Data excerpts
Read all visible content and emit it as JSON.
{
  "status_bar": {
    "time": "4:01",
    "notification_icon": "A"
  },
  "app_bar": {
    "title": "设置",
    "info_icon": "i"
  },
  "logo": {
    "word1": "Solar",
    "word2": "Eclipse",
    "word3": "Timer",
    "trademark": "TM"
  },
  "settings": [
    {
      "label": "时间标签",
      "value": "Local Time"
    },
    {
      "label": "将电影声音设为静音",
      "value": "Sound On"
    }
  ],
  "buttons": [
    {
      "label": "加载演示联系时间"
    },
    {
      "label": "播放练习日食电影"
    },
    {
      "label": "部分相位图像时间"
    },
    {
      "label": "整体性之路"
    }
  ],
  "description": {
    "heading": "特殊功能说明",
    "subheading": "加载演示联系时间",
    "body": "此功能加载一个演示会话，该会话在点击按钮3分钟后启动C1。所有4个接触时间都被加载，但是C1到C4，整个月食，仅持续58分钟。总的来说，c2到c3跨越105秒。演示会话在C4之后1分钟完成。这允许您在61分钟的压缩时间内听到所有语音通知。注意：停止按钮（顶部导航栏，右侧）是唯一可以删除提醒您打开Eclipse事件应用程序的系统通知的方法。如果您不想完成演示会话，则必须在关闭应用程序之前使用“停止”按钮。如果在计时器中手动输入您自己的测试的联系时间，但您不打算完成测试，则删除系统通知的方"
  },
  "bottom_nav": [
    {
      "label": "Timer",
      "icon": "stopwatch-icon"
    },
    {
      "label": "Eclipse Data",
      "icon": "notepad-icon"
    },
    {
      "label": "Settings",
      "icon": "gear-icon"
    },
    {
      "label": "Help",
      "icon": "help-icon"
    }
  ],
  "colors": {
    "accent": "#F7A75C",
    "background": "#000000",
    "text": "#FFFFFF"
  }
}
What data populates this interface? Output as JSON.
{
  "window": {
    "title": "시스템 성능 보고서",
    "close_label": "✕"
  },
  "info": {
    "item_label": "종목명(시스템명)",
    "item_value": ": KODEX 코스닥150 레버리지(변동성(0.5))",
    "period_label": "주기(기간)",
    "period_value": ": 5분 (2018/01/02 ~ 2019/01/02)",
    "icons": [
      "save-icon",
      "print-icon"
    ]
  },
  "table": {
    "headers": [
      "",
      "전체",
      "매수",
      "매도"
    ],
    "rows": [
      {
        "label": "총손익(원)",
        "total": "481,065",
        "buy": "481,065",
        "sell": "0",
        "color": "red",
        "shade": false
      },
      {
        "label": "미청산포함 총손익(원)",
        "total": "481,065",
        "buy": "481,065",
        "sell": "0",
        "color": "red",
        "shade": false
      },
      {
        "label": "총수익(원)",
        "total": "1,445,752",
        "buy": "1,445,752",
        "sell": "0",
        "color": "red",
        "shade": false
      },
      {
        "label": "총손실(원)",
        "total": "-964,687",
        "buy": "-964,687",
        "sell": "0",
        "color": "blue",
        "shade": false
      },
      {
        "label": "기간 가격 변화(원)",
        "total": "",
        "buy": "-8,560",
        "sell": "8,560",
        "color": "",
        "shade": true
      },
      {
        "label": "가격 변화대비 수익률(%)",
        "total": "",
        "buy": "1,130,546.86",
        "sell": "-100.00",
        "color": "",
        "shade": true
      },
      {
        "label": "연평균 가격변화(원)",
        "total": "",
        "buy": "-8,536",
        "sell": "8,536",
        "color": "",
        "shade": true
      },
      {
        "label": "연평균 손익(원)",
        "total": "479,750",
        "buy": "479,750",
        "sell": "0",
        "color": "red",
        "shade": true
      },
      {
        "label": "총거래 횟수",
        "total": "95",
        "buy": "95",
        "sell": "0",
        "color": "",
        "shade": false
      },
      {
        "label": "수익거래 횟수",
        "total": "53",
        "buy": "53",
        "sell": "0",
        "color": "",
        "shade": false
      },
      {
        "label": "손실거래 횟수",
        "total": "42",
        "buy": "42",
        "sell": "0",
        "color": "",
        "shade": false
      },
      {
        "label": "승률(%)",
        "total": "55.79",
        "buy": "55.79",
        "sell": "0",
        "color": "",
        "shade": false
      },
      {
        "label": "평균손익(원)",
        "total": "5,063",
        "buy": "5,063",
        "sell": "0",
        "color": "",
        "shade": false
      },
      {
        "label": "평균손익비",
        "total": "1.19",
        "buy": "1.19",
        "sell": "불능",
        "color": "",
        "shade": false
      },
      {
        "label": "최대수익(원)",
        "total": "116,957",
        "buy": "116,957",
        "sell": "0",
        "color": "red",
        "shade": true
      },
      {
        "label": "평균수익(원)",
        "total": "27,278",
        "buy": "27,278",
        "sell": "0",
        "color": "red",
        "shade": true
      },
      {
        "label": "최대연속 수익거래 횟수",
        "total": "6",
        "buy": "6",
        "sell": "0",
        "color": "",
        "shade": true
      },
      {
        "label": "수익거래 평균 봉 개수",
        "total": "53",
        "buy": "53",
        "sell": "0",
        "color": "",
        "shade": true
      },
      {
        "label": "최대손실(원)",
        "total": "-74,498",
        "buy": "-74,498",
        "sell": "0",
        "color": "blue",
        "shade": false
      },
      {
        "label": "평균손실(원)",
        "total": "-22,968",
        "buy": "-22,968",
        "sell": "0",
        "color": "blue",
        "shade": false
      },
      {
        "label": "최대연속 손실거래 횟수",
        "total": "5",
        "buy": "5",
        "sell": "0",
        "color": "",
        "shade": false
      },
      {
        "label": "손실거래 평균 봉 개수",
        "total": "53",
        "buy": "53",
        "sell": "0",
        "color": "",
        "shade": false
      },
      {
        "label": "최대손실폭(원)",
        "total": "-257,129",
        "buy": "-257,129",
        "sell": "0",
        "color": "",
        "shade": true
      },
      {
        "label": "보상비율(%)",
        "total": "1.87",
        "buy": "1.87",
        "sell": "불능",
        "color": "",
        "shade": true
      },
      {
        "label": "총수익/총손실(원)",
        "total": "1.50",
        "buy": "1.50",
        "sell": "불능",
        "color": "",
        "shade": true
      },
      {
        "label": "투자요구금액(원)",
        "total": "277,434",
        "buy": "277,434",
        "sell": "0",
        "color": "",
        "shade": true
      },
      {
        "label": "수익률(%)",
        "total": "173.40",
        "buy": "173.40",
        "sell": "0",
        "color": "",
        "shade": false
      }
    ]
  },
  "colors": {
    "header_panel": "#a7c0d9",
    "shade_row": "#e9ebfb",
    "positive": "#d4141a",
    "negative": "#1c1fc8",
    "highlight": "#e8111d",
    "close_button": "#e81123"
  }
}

• Given task
Your task is to output the full set of records exactly as presented.

• Right answer
Read all visible content and emit it as JSON.
{
  "status_bar": {
    "time": "4:01",
    "notification_icon": "A"
  },
  "app_bar": {
    "title": "设置",
    "info_icon": "i"
  },
  "logo": {
    "word1": "Solar",
    "word2": "Eclipse",
    "word3": "Timer",
    "trademark": "TM"
  },
  "settings": [
    {
      "label": "时间标签",
      "value": "Local Time"
    },
    {
      "label": "将电影声音设为静音",
      "value": "Sound On"
    }
  ],
  "buttons": [
    {
      "label": "加载演示联系时间"
    },
    {
      "label": "播放练习日食电影"
    },
    {
      "label": "部分相位图像时间"
    },
    {
      "label": "整体性之路"
    }
  ],
  "description": {
    "heading": "特殊功能说明",
    "subheading": "加载演示联系时间",
    "body": "此功能加载一个演示会话，该会话在点击按钮3分钟后启动C1。所有4个接触时间都被加载，但是C1到C4，整个月食，仅持续58分钟。总的来说，c2到c3跨越105秒。演示会话在C4之后1分钟完成。这允许您在61分钟的压缩时间内听到所有语音通知。注意：停止按钮（顶部导航栏，右侧）是唯一可以删除提醒您打开Eclipse事件应用程序的系统通知的方法。如果您不想完成演示会话，则必须在关闭应用程序之前使用“停止”按钮。如果在计时器中手动输入您自己的测试的联系时间，但您不打算完成测试，则删除系统通知的方"
  },
  "bottom_nav": [
    {
      "label": "Timer",
      "icon": "stopwatch-icon"
    },
    {
      "label": "Eclipse Data",
      "icon": "notepad-icon"
    },
    {
      "label": "Settings",
      "icon": "gear-icon"
    },
    {
      "label": "Help",
      "icon": "help-icon"
    }
  ],
  "colors": {
    "accent": "#F7A75C",
    "background": "#000000",
    "text": "#FFFFFF"
  }
}
What data populates this interface? Output as JSON.
{
  "window": {
    "title": "시스템 성능 보고서",
    "close_label": "✕"
  },
  "info": {
    "item_label": "종목명(시스템명)",
    "item_value": ": KODEX 코스닥150 레버리지(변동성(0.5))",
    "period_label": "주기(기간)",
    "period_value": ": 5분 (2018/01/02 ~ 2019/01/02)",
    "icons": [
      "save-icon",
      "print-icon"
    ]
  },
  "table": {
    "headers": [
      "",
      "전체",
      "매수",
      "매도"
    ],
    "rows": [
      {
        "label": "총손익(원)",
        "total": "481,065",
        "buy": "481,065",
        "sell": "0",
        "color": "red",
        "shade": false
      },
      {
        "label": "미청산포함 총손익(원)",
        "total": "481,065",
        "buy": "481,065",
        "sell": "0",
        "color": "red",
        "shade": false
      },
      {
        "label": "총수익(원)",
        "total": "1,445,752",
        "buy": "1,445,752",
        "sell": "0",
        "color": "red",
        "shade": false
      },
      {
        "label": "총손실(원)",
        "total": "-964,687",
        "buy": "-964,687",
        "sell": "0",
        "color": "blue",
        "shade": false
      },
      {
        "label": "기간 가격 변화(원)",
        "total": "",
        "buy": "-8,560",
        "sell": "8,560",
        "color": "",
        "shade": true
      },
      {
        "label": "가격 변화대비 수익률(%)",
        "total": "",
        "buy": "1,130,546.86",
        "sell": "-100.00",
        "color": "",
        "shade": true
      },
      {
        "label": "연평균 가격변화(원)",
        "total": "",
        "buy": "-8,536",
        "sell": "8,536",
        "color": "",
        "shade": true
      },
      {
        "label": "연평균 손익(원)",
        "total": "479,750",
        "buy": "479,750",
        "sell": "0",
        "color": "red",
        "shade": true
      },
      {
        "label": "총거래 횟수",
        "total": "95",
        "buy": "95",
        "sell": "0",
        "color": "",
        "shade": false
      },
      {
        "label": "수익거래 횟수",
        "total": "53",
        "buy": "53",
        "sell": "0",
        "color": "",
        "shade": false
      },
      {
        "label": "손실거래 횟수",
        "total": "42",
        "buy": "42",
        "sell": "0",
        "color": "",
        "shade": false
      },
      {
        "label": "승률(%)",
        "total": "55.79",
        "buy": "55.79",
        "sell": "0",
        "color": "",
        "shade": false
      },
      {
        "label": "평균손익(원)",
        "total": "5,063",
        "buy": "5,063",
        "sell": "0",
        "color": "",
        "shade": false
      },
      {
        "label": "평균손익비",
        "total": "1.19",
        "buy": "1.19",
        "sell": "불능",
        "color": "",
        "shade": false
      },
      {
        "label": "최대수익(원)",
        "total": "116,957",
        "buy": "116,957",
        "sell": "0",
        "color": "red",
        "shade": true
      },
      {
        "label": "평균수익(원)",
        "total": "27,278",
        "buy": "27,278",
        "sell": "0",
        "color": "red",
        "shade": true
      },
      {
        "label": "최대연속 수익거래 횟수",
        "total": "6",
        "buy": "6",
        "sell": "0",
        "color": "",
        "shade": true
      },
      {
        "label": "수익거래 평균 봉 개수",
        "total": "53",
        "buy": "53",
        "sell": "0",
        "color": "",
        "shade": true
      },
      {
        "label": "최대손실(원)",
        "total": "-74,498",
        "buy": "-74,498",
        "sell": "0",
        "color": "blue",
        "shade": false
      },
      {
        "label": "평균손실(원)",
        "total": "-22,968",
        "buy": "-22,968",
        "sell": "0",
        "color": "blue",
        "shade": false
      },
      {
        "label": "최대연속 손실거래 횟수",
        "total": "5",
        "buy": "5",
        "sell": "0",
        "color": "",
        "shade": false
      },
      {
        "label": "손실거래 평균 봉 개수",
        "total": "53",
        "buy": "53",
        "sell": "0",
        "color": "",
        "shade": false
      },
      {
        "label": "최대손실폭(원)",
        "total": "-257,129",
        "buy": "-257,129",
        "sell": "0",
        "color": "",
        "shade": true
      },
      {
        "label": "보상비율(%)",
        "total": "1.87",
        "buy": "1.87",
        "sell": "불능",
        "color": "",
        "shade": true
      },
      {
        "label": "총수익/총손실(원)",
        "total": "1.50",
        "buy": "1.50",
        "sell": "불능",
        "color": "",
        "shade": true
      },
      {
        "label": "투자요구금액(원)",
        "total": "277,434",
        "buy": "277,434",
        "sell": "0",
        "color": "",
        "shade": true
      },
      {
        "label": "수익률(%)",
        "total": "173.40",
        "buy": "173.40",
        "sell": "0",
        "color": "",
        "shade": false
      }
    ]
  },
  "colors": {
    "header_panel": "#a7c0d9",
    "shade_row": "#e9ebfb",
    "positive": "#d4141a",
    "negative": "#1c1fc8",
    "highlight": "#e8111d",
    "close_button": "#e81123"
  }
}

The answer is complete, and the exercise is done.